▶ **Exercise**:
Reproduce the entries below line for line, with no changes, leaving out the pictures.
· · · · · · ·
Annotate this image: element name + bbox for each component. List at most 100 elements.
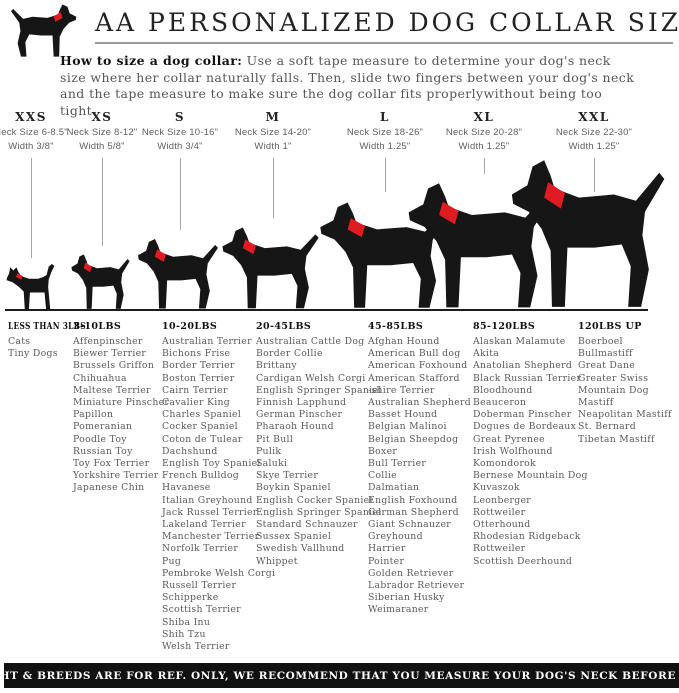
breed-item: Anatolian Shepherd [473,360,573,372]
breed-item: Russell Terrier [162,580,237,592]
pointer-line [484,158,485,174]
logo-dog-icon [6,2,78,58]
breed-item: Great Pyrenee [473,433,545,445]
breed-item: Biewer Terrier [73,348,147,360]
breed-item: Siberian Husky [368,592,445,604]
weight-range-label: LESS THAN 3LBS [8,321,86,332]
breed-column-120lbs-up: 120LBS UP Boerboel Bullmastiff Great Dane G… [578,321,679,446]
breed-item: Whippet [256,555,298,567]
breed-item: Giant Schnauzer [368,519,452,531]
breed-column-20-45lbs: 20-45LBS Australian Cattle Dog Border Col… [256,321,382,568]
breed-item: Border Collie [256,348,323,360]
breed-item: Maltese Terrier [73,384,151,396]
breed-item: Leonberger [473,494,532,506]
breed-item: Komondorok [473,458,536,470]
breed-item: Bernese Mountain Dog [473,470,588,482]
breed-item: Black Russian Terrier [473,372,582,384]
breed-item: Australian Cattle Dog [256,336,365,347]
breed-item: Boxer [368,445,398,457]
breed-item: Dalmatian [368,482,420,494]
size-label: XL [473,110,495,124]
size-label: XS [91,110,113,124]
breed-item: Shih Tzu [162,628,206,640]
size-column-xxl: XXL Neck Size 22-30" Width 1.25" [529,110,659,152]
breed-column-10-20lbs: 10-20LBS Australian Terrier Bichons Frise… [162,321,275,653]
title-divider [95,42,673,44]
breed-item: Kuvaszok [473,482,520,494]
breed-item: Beauceron [473,397,527,409]
breed-item: Japanese Chin [73,482,145,494]
pointer-line [594,158,595,192]
size-label: L [380,110,390,124]
breed-list: Affenpinscher Biewer Terrier Brussels Grif… [73,336,177,495]
breed-item: Welsh Terrier [162,641,230,653]
instructions-body: Use a soft tape measure to determine you… [60,53,635,118]
breed-item: English Cocker Spaniel [256,494,373,506]
breed-column-3-10lbs: 3-10LBS Affenpinscher Biewer Terrier Bruss… [73,321,177,495]
collar-width-label: Width 1" [254,141,292,152]
pointer-line [385,158,386,192]
breed-item: Boston Terrier [162,372,235,384]
weight-range-label: 10-20LBS [162,321,218,332]
breed-item: Great Dane [578,360,636,372]
breed-item: Finnish Lapphund [256,397,347,409]
breed-item: -shire Terrier [368,384,435,396]
great-dane-silhouette-icon [508,154,676,310]
breed-item: English Springer Spaniel [256,384,382,396]
breed-item: Papillon [73,409,114,421]
breed-item: Cavalier King [162,397,231,409]
breed-item: Alaskan Malamute [473,336,566,347]
breed-item: Miniature Pinscher [73,397,170,409]
breed-item: Pomeranian [73,421,133,433]
breed-item: Pointer [368,555,405,567]
weight-range-label: 85-120LBS [473,321,536,332]
pointer-line [180,158,181,230]
breed-item: Brittany [256,360,297,372]
breed-item: Pit Bull [256,433,294,445]
breed-item: Rottweiler [473,506,526,518]
breed-list: Cats Tiny Dogs [8,336,112,360]
size-column-xl: XL Neck Size 20-28" Width 1.25" [419,110,549,152]
breed-item: Labrador Retriever [368,580,465,592]
breed-item: American Foxhound [368,360,468,372]
neck-size-label: Neck Size 20-28" [445,127,523,138]
breed-item: German Shepherd [368,506,459,518]
size-column-m: M Neck Size 14-20" Width 1" [208,110,338,152]
breed-list: Afghan Hound American Bull dog American Fo… [368,336,472,617]
pointer-line [31,158,32,258]
size-label: XXS [15,110,47,124]
neck-size-label: Neck Size 8-12" [66,127,138,138]
breed-item: Rhodesian Ridgeback [473,531,581,543]
breed-item: Manchester Terrier [162,531,260,543]
breed-item: English Toy Spaniel [162,458,261,470]
breed-item: Yorkshire Terrier [73,470,159,482]
instructions-lead: How to size a dog collar: [60,53,243,68]
breed-item: Sussex Spaniel [256,531,332,543]
breed-item: Tibetan Mastiff [578,433,655,445]
collar-width-label: Width 3/8" [8,141,54,152]
breed-item: St. Bernard [578,421,637,433]
breed-item: Affenpinscher [73,336,143,347]
size-label: M [265,110,281,124]
breed-item: Golden Retriever [368,567,454,579]
breed-item: Irish Wolfhound [473,445,553,457]
breed-item: Standard Schnauzer [256,519,358,531]
breed-item: Belgian Sheepdog [368,433,459,445]
breed-item: Pharaoh Hound [256,421,334,433]
breed-item: Weimaraner [368,604,429,616]
breed-item: Italian Greyhound [162,494,253,506]
breed-item: German Pinscher [256,409,343,421]
size-column-xs: XS Neck Size 8-12" Width 5/8" [37,110,167,152]
neck-size-label: Neck Size 6-8.5" [0,127,68,138]
breed-item: Neapolitan Mastiff [578,409,672,421]
breed-item: American Stafford [368,372,460,384]
breed-item: Rottweiler [473,543,526,555]
breed-item: Cats [8,336,31,347]
breed-item: Dachshund [162,445,218,457]
size-label: S [174,110,186,124]
breed-item: Afghan Hound [368,336,440,347]
footer-disclaimer-bar: DOG WEIGHT & BREEDS ARE FOR REF. ONLY, W… [0,663,679,688]
breed-item: Bichons Frise [162,348,231,360]
breed-item: Mastiff [578,397,614,409]
size-column-s: S Neck Size 10-16" Width 3/4" [115,110,245,152]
· · · · · · ·
▶ **Written answer**:
Annotate this image: element name + bbox for each component. List at most 100 elements.
breed-item: Anatolian Shepherd [473,360,573,372]
breed-item: Russell Terrier [162,580,237,592]
pointer-line [484,158,485,174]
logo-dog-icon [6,2,78,58]
breed-item: Great Pyrenee [473,433,545,445]
breed-item: Biewer Terrier [73,348,147,360]
breed-item: Siberian Husky [368,592,445,604]
weight-range-label: LESS THAN 3LBS [8,321,86,332]
breed-column-120lbs-up: 120LBS UP Boerboel Bullmastiff Great Dane G… [578,321,679,446]
breed-item: Whippet [256,555,298,567]
breed-item: Giant Schnauzer [368,519,452,531]
breed-column-20-45lbs: 20-45LBS Australian Cattle Dog Border Col… [256,321,382,568]
breed-item: Border Collie [256,348,323,360]
breed-item: Maltese Terrier [73,384,151,396]
breed-item: Leonberger [473,494,532,506]
breed-item: Komondorok [473,458,536,470]
breed-item: Bernese Mountain Dog [473,470,588,482]
breed-item: Black Russian Terrier [473,372,582,384]
breed-item: Australian Cattle Dog [256,336,365,347]
breed-item: Boxer [368,445,398,457]
breed-item: Dalmatian [368,482,420,494]
size-label: XL [473,110,495,124]
size-label: XS [91,110,113,124]
breed-item: Shih Tzu [162,628,206,640]
size-column-xxl: XXL Neck Size 22-30" Width 1.25" [529,110,659,152]
breed-column-10-20lbs: 10-20LBS Australian Terrier Bichons Frise… [162,321,275,653]
title-divider [95,42,673,44]
breed-item: Kuvaszok [473,482,520,494]
breed-item: Beauceron [473,397,527,409]
breed-item: Japanese Chin [73,482,145,494]
pointer-line [594,158,595,192]
size-label: L [380,110,390,124]
breed-list: Affenpinscher Biewer Terrier Brussels Grif… [73,336,177,495]
breed-item: Welsh Terrier [162,641,230,653]
instructions-body: Use a soft tape measure to determine you… [60,53,635,118]
breed-item: English Cocker Spaniel [256,494,373,506]
breed-column-3-10lbs: 3-10LBS Affenpinscher Biewer Terrier Bruss… [73,321,177,495]
collar-width-label: Width 1" [254,141,292,152]
pointer-line [385,158,386,192]
breed-item: Boston Terrier [162,372,235,384]
weight-range-label: 10-20LBS [162,321,218,332]
breed-item: Great Dane [578,360,636,372]
breed-item: Finnish Lapphund [256,397,347,409]
breed-item: -shire Terrier [368,384,435,396]
great-dane-silhouette-icon [508,154,676,310]
breed-item: English Springer Spaniel [256,384,382,396]
breed-item: Papillon [73,409,114,421]
breed-item: Cavalier King [162,397,231,409]
breed-item: Alaskan Malamute [473,336,566,347]
breed-item: Miniature Pinscher [73,397,170,409]
breed-item: Pomeranian [73,421,133,433]
breed-item: Pointer [368,555,405,567]
weight-range-label: 85-120LBS [473,321,536,332]
pointer-line [180,158,181,230]
breed-item: Brittany [256,360,297,372]
breed-item: Pit Bull [256,433,294,445]
breed-item: Rottweiler [473,506,526,518]
breed-list: Cats Tiny Dogs [8,336,112,360]
size-column-xl: XL Neck Size 20-28" Width 1.25" [419,110,549,152]
breed-item: Labrador Retriever [368,580,465,592]
breed-item: American Foxhound [368,360,468,372]
neck-size-label: Neck Size 20-28" [445,127,523,138]
breed-item: German Shepherd [368,506,459,518]
size-column-m: M Neck Size 14-20" Width 1" [208,110,338,152]
breed-list: Afghan Hound American Bull dog American Fo… [368,336,472,617]
pointer-line [31,158,32,258]
size-label: XXS [15,110,47,124]
neck-size-label: Neck Size 8-12" [66,127,138,138]
breed-item: Rhodesian Ridgeback [473,531,581,543]
breed-item: Manchester Terrier [162,531,260,543]
breed-item: English Toy Spaniel [162,458,261,470]
breed-item: Yorkshire Terrier [73,470,159,482]
instructions-lead: How to size a dog collar: [60,53,243,68]
breed-item: Sussex Spaniel [256,531,332,543]
breed-item: Tibetan Mastiff [578,433,655,445]
collar-width-label: Width 3/8" [8,141,54,152]
breed-item: St. Bernard [578,421,637,433]
breed-item: Affenpinscher [73,336,143,347]
size-label: M [265,110,281,124]
breed-item: Golden Retriever [368,567,454,579]
breed-item: Irish Wolfhound [473,445,553,457]
breed-item: Standard Schnauzer [256,519,358,531]
breed-item: Belgian Sheepdog [368,433,459,445]
breed-item: Pharaoh Hound [256,421,334,433]
breed-item: Weimaraner [368,604,429,616]
breed-item: Italian Greyhound [162,494,253,506]
breed-item: German Pinscher [256,409,343,421]
size-column-xs: XS Neck Size 8-12" Width 5/8" [37,110,167,152]
neck-size-label: Neck Size 6-8.5" [0,127,68,138]
breed-item: Neapolitan Mastiff [578,409,672,421]
breed-item: American Stafford [368,372,460,384]
breed-item: Rottweiler [473,543,526,555]
breed-item: Cats [8,336,31,347]
breed-item: Dachshund [162,445,218,457]
size-label: S [174,110,186,124]
breed-item: Afghan Hound [368,336,440,347]
footer-disclaimer-bar: DOG WEIGHT & BREEDS ARE FOR REF. ONLY, W… [0,663,679,688]
breed-item: Bichons Frise [162,348,231,360]
breed-item: Mastiff [578,397,614,409]
size-column-s: S Neck Size 10-16" Width 3/4" [115,110,245,152]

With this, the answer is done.